▶ [Work instructions]
Return the whole listing exactly as it stands.
━━━━━ Source material
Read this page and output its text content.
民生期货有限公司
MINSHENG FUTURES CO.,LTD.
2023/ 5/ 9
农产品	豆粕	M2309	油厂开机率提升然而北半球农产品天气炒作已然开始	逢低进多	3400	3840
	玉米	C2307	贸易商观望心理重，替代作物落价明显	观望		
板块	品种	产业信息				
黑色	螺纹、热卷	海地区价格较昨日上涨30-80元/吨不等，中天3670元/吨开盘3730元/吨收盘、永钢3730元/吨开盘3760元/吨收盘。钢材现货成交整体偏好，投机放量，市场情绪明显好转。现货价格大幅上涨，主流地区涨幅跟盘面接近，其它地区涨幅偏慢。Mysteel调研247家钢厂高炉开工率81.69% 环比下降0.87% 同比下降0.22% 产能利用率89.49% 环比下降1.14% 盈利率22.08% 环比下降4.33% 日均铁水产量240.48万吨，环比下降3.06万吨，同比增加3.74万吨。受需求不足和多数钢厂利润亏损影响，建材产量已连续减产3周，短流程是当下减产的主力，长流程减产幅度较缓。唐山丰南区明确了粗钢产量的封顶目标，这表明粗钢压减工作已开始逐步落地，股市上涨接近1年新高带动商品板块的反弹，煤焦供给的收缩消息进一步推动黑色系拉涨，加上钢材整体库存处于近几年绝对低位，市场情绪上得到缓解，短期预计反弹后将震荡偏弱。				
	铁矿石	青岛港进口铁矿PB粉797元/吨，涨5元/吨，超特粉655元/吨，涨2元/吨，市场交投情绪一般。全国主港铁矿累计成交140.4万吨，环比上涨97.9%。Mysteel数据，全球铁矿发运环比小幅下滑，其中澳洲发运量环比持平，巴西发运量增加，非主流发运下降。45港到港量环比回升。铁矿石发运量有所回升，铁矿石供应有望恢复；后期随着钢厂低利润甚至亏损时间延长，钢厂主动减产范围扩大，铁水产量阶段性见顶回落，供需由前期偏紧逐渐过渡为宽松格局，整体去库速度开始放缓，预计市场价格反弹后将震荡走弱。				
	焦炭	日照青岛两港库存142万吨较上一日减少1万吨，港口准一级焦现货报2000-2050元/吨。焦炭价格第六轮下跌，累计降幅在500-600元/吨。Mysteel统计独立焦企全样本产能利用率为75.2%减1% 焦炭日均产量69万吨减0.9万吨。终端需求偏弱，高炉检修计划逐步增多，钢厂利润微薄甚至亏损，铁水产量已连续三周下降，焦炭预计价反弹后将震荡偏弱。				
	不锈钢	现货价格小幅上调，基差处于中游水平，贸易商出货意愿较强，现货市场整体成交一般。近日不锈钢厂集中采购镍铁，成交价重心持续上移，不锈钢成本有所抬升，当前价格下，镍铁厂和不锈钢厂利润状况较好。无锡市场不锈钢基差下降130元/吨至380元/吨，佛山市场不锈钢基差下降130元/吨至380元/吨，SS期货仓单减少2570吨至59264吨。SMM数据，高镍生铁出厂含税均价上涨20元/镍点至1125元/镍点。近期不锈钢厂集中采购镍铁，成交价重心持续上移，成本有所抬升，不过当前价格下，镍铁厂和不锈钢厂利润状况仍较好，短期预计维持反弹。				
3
━━━━━━━━━━
▶ [Expected answer]
Read this page and output its text content.
民生期货有限公司
MINSHENG FUTURES CO.,LTD.
2023/ 5/ 9
农产品	豆粕	M2309	油厂开机率提升然而北半球农产品天气炒作已然开始	逢低进多	3400	3840
	玉米	C2307	贸易商观望心理重，替代作物落价明显	观望		
板块	品种	产业信息				
黑色	螺纹、热卷	海地区价格较昨日上涨30-80元/吨不等，中天3670元/吨开盘3730元/吨收盘、永钢3730元/吨开盘3760元/吨收盘。钢材现货成交整体偏好，投机放量，市场情绪明显好转。现货价格大幅上涨，主流地区涨幅跟盘面接近，其它地区涨幅偏慢。Mysteel调研247家钢厂高炉开工率81.69% 环比下降0.87% 同比下降0.22% 产能利用率89.49% 环比下降1.14% 盈利率22.08% 环比下降4.33% 日均铁水产量240.48万吨，环比下降3.06万吨，同比增加3.74万吨。受需求不足和多数钢厂利润亏损影响，建材产量已连续减产3周，短流程是当下减产的主力，长流程减产幅度较缓。唐山丰南区明确了粗钢产量的封顶目标，这表明粗钢压减工作已开始逐步落地，股市上涨接近1年新高带动商品板块的反弹，煤焦供给的收缩消息进一步推动黑色系拉涨，加上钢材整体库存处于近几年绝对低位，市场情绪上得到缓解，短期预计反弹后将震荡偏弱。				
	铁矿石	青岛港进口铁矿PB粉797元/吨，涨5元/吨，超特粉655元/吨，涨2元/吨，市场交投情绪一般。全国主港铁矿累计成交140.4万吨，环比上涨97.9%。Mysteel数据，全球铁矿发运环比小幅下滑，其中澳洲发运量环比持平，巴西发运量增加，非主流发运下降。45港到港量环比回升。铁矿石发运量有所回升，铁矿石供应有望恢复；后期随着钢厂低利润甚至亏损时间延长，钢厂主动减产范围扩大，铁水产量阶段性见顶回落，供需由前期偏紧逐渐过渡为宽松格局，整体去库速度开始放缓，预计市场价格反弹后将震荡走弱。				
	焦炭	日照青岛两港库存142万吨较上一日减少1万吨，港口准一级焦现货报2000-2050元/吨。焦炭价格第六轮下跌，累计降幅在500-600元/吨。Mysteel统计独立焦企全样本产能利用率为75.2%减1% 焦炭日均产量69万吨减0.9万吨。终端需求偏弱，高炉检修计划逐步增多，钢厂利润微薄甚至亏损，铁水产量已连续三周下降，焦炭预计价反弹后将震荡偏弱。				
	不锈钢	现货价格小幅上调，基差处于中游水平，贸易商出货意愿较强，现货市场整体成交一般。近日不锈钢厂集中采购镍铁，成交价重心持续上移，不锈钢成本有所抬升，当前价格下，镍铁厂和不锈钢厂利润状况较好。无锡市场不锈钢基差下降130元/吨至380元/吨，佛山市场不锈钢基差下降130元/吨至380元/吨，SS期货仓单减少2570吨至59264吨。SMM数据，高镍生铁出厂含税均价上涨20元/镍点至1125元/镍点。近期不锈钢厂集中采购镍铁，成交价重心持续上移，成本有所抬升，不过当前价格下，镍铁厂和不锈钢厂利润状况仍较好，短期预计维持反弹。				
3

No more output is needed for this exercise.